(WHAT THE EXERCISE ASKS): Extract the text of every entry below exactly; leave images out.

(GIVEN DATA):
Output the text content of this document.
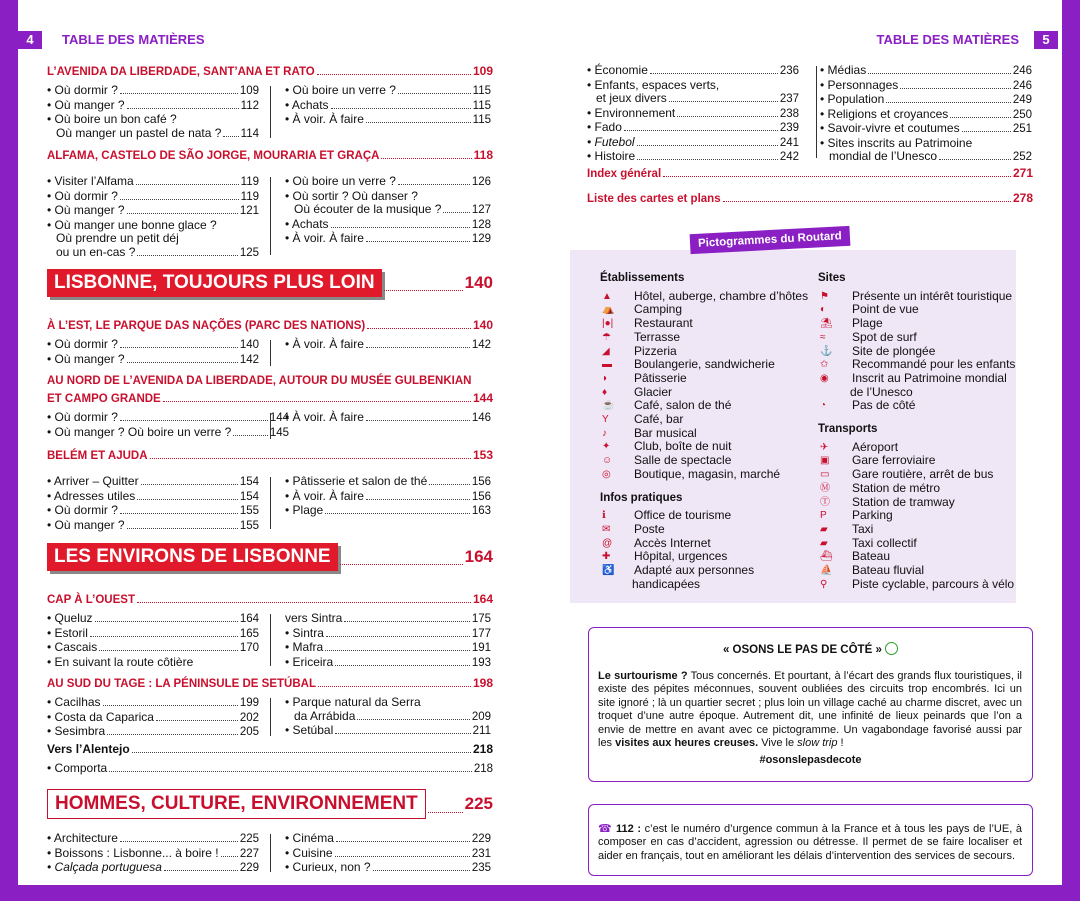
4	TABLE DES MATIÈRES	TABLE DES MATIÈRES	5
L’AVENIDA DA LIBERDADE, SANT’ANA ET RATO	109
• Où dormir ?	109
• Où manger ?	112
• Où boire un bon café ?
Où manger un pastel de nata ? 114
• Où boire un verre ?	115
• Achats	115
• À voir. À faire	115
ALFAMA, CASTELO DE SÃO JORGE, MOURARIA ET GRAÇA	118
• Visiter l’Alfama	119
• Où dormir ?	119
• Où manger ?	121
• Où manger une bonne glace ?
Où prendre un petit déj
ou un en-cas ?	125
• Où boire un verre ?	126
• Où sortir ? Où danser ?
Où écouter de la musique ?	127
• Achats	128
• À voir. À faire	129
LISBONNE, TOUJOURS PLUS LOIN	140
À L’EST, LE PARQUE DAS NAÇÕES (PARC DES NATIONS)	140
• Où dormir ?	140
• Où manger ?	142
• À voir. À faire	142
AU NORD DE L’AVENIDA DA LIBERDADE, AUTOUR DU MUSÉE GULBENKIAN
ET CAMPO GRANDE	144
• Où dormir ?	144
• Où manger ? Où boire un verre ?	145
• À voir. À faire	146
BELÉM ET AJUDA	153
• Arriver – Quitter	154
• Adresses utiles	154
• Où dormir ?	155
• Où manger ?	155
• Pâtisserie et salon de thé	156
• À voir. À faire	156
• Plage	163
LES ENVIRONS DE LISBONNE	164
CAP À L’OUEST	164
• Queluz	164
• Estoril	165
• Cascais	170
• En suivant la route côtière
vers Sintra	175
• Sintra	177
• Mafra	191
• Ericeira	193
AU SUD DU TAGE : LA PÉNINSULE DE SETÚBAL	198
• Cacilhas	199
• Costa da Caparica	202
• Sesimbra	205
• Parque natural da Serra
da Arrábida	209
• Setúbal	211
Vers l’Alentejo	218
• Comporta	218
HOMMES, CULTURE, ENVIRONNEMENT	225
• Architecture	225
• Boissons : Lisbonne... à boire ! 227
• Calçada portuguesa	229
• Cinéma	229
• Cuisine	231
• Curieux, non ?	235
• Économie	236
• Enfants, espaces verts,
et jeux divers	237
• Environnement	238
• Fado	239
• Futebol	241
• Histoire	242
• Médias	246
• Personnages	246
• Population	249
• Religions et croyances	250
• Savoir-vivre et coutumes	251
• Sites inscrits au Patrimoine
mondial de l’Unesco	252
Index général	271
Liste des cartes et plans	278
Pictogrammes du Routard
Établissements
▲	Hôtel, auberge, chambre d’hôtes
⛺	Camping
|●|	Restaurant
☂	Terrasse
◢	Pizzeria
▬	Boulangerie, sandwicherie
◗	Pâtisserie
♦	Glacier
☕	Café, salon de thé
Y	Café, bar
♪	Bar musical
✦	Club, boîte de nuit
☺	Salle de spectacle
◎	Boutique, magasin, marché
Infos pratiques
ℹ	Office de tourisme
✉	Poste
@	Accès Internet
✚	Hôpital, urgences
♿	Adapté aux personnes
handicapées
Sites
⚑	Présente un intérêt touristique
◐	Point de vue
⛱	Plage
≈	Spot de surf
⚓	Site de plongée
✩	Recommandé pour les enfants
◉	Inscrit au Patrimoine mondial
de l’Unesco
◔	Pas de côté
Transports
✈	Aéroport
▣	Gare ferroviaire
▭	Gare routière, arrêt de bus
Ⓜ	Station de métro
Ⓣ	Station de tramway
P	Parking
▰	Taxi
▰	Taxi collectif
⛴	Bateau
⛵	Bateau fluvial
⚲	Piste cyclable, parcours à vélo
« OSONS LE PAS DE CÔTÉ »

Le surtourisme ? Tous concernés. Et pourtant, à l’écart des grands flux touristiques, il existe des pépites méconnues, souvent oubliées des circuits trop encombrés. Ici un site ignoré ; là un quartier secret ; plus loin un village caché au charme discret, avec un troquet d’une autre époque. Autrement dit, une infinité de lieux peinards que l’on a envie de mettre en avant avec ce pictogramme. Un vagabondage favorisé aussi par les visites aux heures creuses. Vive le slow trip !

#osonslepasdecote

☎ 112 : c’est le numéro d’urgence commun à la France et à tous les pays de l’UE, à composer en cas d’accident, agression ou détresse. Il permet de se faire localiser et aider en français, tout en améliorant les délais d’intervention des services de secours.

(EXERCISE RESPONSE):
Output the text content of this document.
4	TABLE DES MATIÈRES	TABLE DES MATIÈRES	5
L’AVENIDA DA LIBERDADE, SANT’ANA ET RATO	109
• Où dormir ?	109
• Où manger ?	112
• Où boire un bon café ?
Où manger un pastel de nata ? 114
• Où boire un verre ?	115
• Achats	115
• À voir. À faire	115
ALFAMA, CASTELO DE SÃO JORGE, MOURARIA ET GRAÇA	118
• Visiter l’Alfama	119
• Où dormir ?	119
• Où manger ?	121
• Où manger une bonne glace ?
Où prendre un petit déj
ou un en-cas ?	125
• Où boire un verre ?	126
• Où sortir ? Où danser ?
Où écouter de la musique ?	127
• Achats	128
• À voir. À faire	129
LISBONNE, TOUJOURS PLUS LOIN	140
À L’EST, LE PARQUE DAS NAÇÕES (PARC DES NATIONS)	140
• Où dormir ?	140
• Où manger ?	142
• À voir. À faire	142
AU NORD DE L’AVENIDA DA LIBERDADE, AUTOUR DU MUSÉE GULBENKIAN
ET CAMPO GRANDE	144
• Où dormir ?	144
• Où manger ? Où boire un verre ?	145
• À voir. À faire	146
BELÉM ET AJUDA	153
• Arriver – Quitter	154
• Adresses utiles	154
• Où dormir ?	155
• Où manger ?	155
• Pâtisserie et salon de thé	156
• À voir. À faire	156
• Plage	163
LES ENVIRONS DE LISBONNE	164
CAP À L’OUEST	164
• Queluz	164
• Estoril	165
• Cascais	170
• En suivant la route côtière
vers Sintra	175
• Sintra	177
• Mafra	191
• Ericeira	193
AU SUD DU TAGE : LA PÉNINSULE DE SETÚBAL	198
• Cacilhas	199
• Costa da Caparica	202
• Sesimbra	205
• Parque natural da Serra
da Arrábida	209
• Setúbal	211
Vers l’Alentejo	218
• Comporta	218
HOMMES, CULTURE, ENVIRONNEMENT	225
• Architecture	225
• Boissons : Lisbonne... à boire ! 227
• Calçada portuguesa	229
• Cinéma	229
• Cuisine	231
• Curieux, non ?	235
• Économie	236
• Enfants, espaces verts,
et jeux divers	237
• Environnement	238
• Fado	239
• Futebol	241
• Histoire	242
• Médias	246
• Personnages	246
• Population	249
• Religions et croyances	250
• Savoir-vivre et coutumes	251
• Sites inscrits au Patrimoine
mondial de l’Unesco	252
Index général	271
Liste des cartes et plans	278
Pictogrammes du Routard
Établissements
▲	Hôtel, auberge, chambre d’hôtes
⛺	Camping
|●|	Restaurant
☂	Terrasse
◢	Pizzeria
▬	Boulangerie, sandwicherie
◗	Pâtisserie
♦	Glacier
☕	Café, salon de thé
Y	Café, bar
♪	Bar musical
✦	Club, boîte de nuit
☺	Salle de spectacle
◎	Boutique, magasin, marché
Infos pratiques
ℹ	Office de tourisme
✉	Poste
@	Accès Internet
✚	Hôpital, urgences
♿	Adapté aux personnes
handicapées
Sites
⚑	Présente un intérêt touristique
◐	Point de vue
⛱	Plage
≈	Spot de surf
⚓	Site de plongée
✩	Recommandé pour les enfants
◉	Inscrit au Patrimoine mondial
de l’Unesco
◔	Pas de côté
Transports
✈	Aéroport
▣	Gare ferroviaire
▭	Gare routière, arrêt de bus
Ⓜ	Station de métro
Ⓣ	Station de tramway
P	Parking
▰	Taxi
▰	Taxi collectif
⛴	Bateau
⛵	Bateau fluvial
⚲	Piste cyclable, parcours à vélo
« OSONS LE PAS DE CÔTÉ »

Le surtourisme ? Tous concernés. Et pourtant, à l’écart des grands flux touristiques, il existe des pépites méconnues, souvent oubliées des circuits trop encombrés. Ici un site ignoré ; là un quartier secret ; plus loin un village caché au charme discret, avec un troquet d’une autre époque. Autrement dit, une infinité de lieux peinards que l’on a envie de mettre en avant avec ce pictogramme. Un vagabondage favorisé aussi par les visites aux heures creuses. Vive le slow trip !

#osonslepasdecote

☎ 112 : c’est le numéro d’urgence commun à la France et à tous les pays de l’UE, à composer en cas d’accident, agression ou détresse. Il permet de se faire localiser et aider en français, tout en améliorant les délais d’intervention des services de secours.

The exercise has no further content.